WRITTEN PROBLEM
The entries below are to be written out again without alteration.

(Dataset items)
══════════════════════════════
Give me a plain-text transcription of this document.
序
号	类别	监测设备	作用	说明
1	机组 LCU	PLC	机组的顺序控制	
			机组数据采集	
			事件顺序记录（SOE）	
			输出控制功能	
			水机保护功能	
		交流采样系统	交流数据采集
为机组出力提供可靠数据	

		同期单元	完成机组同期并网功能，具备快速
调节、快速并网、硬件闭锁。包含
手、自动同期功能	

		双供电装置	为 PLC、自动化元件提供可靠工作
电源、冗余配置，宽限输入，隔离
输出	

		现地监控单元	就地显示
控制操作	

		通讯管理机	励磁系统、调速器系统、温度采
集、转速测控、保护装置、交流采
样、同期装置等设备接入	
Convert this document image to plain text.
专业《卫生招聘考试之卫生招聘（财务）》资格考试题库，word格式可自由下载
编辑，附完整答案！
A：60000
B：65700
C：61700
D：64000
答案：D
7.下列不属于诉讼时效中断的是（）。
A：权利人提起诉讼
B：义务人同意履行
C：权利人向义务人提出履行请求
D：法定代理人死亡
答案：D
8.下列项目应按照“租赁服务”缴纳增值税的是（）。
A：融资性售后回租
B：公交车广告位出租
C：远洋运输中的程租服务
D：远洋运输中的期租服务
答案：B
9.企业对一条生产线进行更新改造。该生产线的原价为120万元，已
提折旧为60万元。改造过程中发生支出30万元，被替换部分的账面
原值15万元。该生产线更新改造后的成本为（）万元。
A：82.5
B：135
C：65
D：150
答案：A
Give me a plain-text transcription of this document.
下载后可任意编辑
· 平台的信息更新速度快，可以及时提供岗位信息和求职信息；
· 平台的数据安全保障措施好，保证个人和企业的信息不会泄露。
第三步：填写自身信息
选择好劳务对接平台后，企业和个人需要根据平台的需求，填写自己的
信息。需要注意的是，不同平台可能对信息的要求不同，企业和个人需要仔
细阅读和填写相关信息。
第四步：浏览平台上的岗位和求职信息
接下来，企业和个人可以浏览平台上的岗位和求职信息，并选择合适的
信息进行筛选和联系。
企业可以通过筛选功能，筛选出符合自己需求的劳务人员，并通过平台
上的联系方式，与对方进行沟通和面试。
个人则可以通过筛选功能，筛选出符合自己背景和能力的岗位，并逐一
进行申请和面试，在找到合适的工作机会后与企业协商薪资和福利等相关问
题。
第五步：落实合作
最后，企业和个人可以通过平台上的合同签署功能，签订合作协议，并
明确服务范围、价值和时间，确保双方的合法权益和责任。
══════════════════════════════
OUTPUT FOR THIS EXERCISE
Give me a plain-text transcription of this document.
序
号	类别	监测设备	作用	说明
1	机组 LCU	PLC	机组的顺序控制	
			机组数据采集	
			事件顺序记录（SOE）	
			输出控制功能	
			水机保护功能	
		交流采样系统	交流数据采集
为机组出力提供可靠数据	

		同期单元	完成机组同期并网功能，具备快速
调节、快速并网、硬件闭锁。包含
手、自动同期功能	

		双供电装置	为 PLC、自动化元件提供可靠工作
电源、冗余配置，宽限输入，隔离
输出	

		现地监控单元	就地显示
控制操作	

		通讯管理机	励磁系统、调速器系统、温度采
集、转速测控、保护装置、交流采
样、同期装置等设备接入	
Convert this document image to plain text.
专业《卫生招聘考试之卫生招聘（财务）》资格考试题库，word格式可自由下载
编辑，附完整答案！
A：60000
B：65700
C：61700
D：64000
答案：D
7.下列不属于诉讼时效中断的是（）。
A：权利人提起诉讼
B：义务人同意履行
C：权利人向义务人提出履行请求
D：法定代理人死亡
答案：D
8.下列项目应按照“租赁服务”缴纳增值税的是（）。
A：融资性售后回租
B：公交车广告位出租
C：远洋运输中的程租服务
D：远洋运输中的期租服务
答案：B
9.企业对一条生产线进行更新改造。该生产线的原价为120万元，已
提折旧为60万元。改造过程中发生支出30万元，被替换部分的账面
原值15万元。该生产线更新改造后的成本为（）万元。
A：82.5
B：135
C：65
D：150
答案：A
Give me a plain-text transcription of this document.
下载后可任意编辑
· 平台的信息更新速度快，可以及时提供岗位信息和求职信息；
· 平台的数据安全保障措施好，保证个人和企业的信息不会泄露。
第三步：填写自身信息
选择好劳务对接平台后，企业和个人需要根据平台的需求，填写自己的
信息。需要注意的是，不同平台可能对信息的要求不同，企业和个人需要仔
细阅读和填写相关信息。
第四步：浏览平台上的岗位和求职信息
接下来，企业和个人可以浏览平台上的岗位和求职信息，并选择合适的
信息进行筛选和联系。
企业可以通过筛选功能，筛选出符合自己需求的劳务人员，并通过平台
上的联系方式，与对方进行沟通和面试。
个人则可以通过筛选功能，筛选出符合自己背景和能力的岗位，并逐一
进行申请和面试，在找到合适的工作机会后与企业协商薪资和福利等相关问
题。
第五步：落实合作
最后，企业和个人可以通过平台上的合同签署功能，签订合作协议，并
明确服务范围、价值和时间，确保双方的合法权益和责任。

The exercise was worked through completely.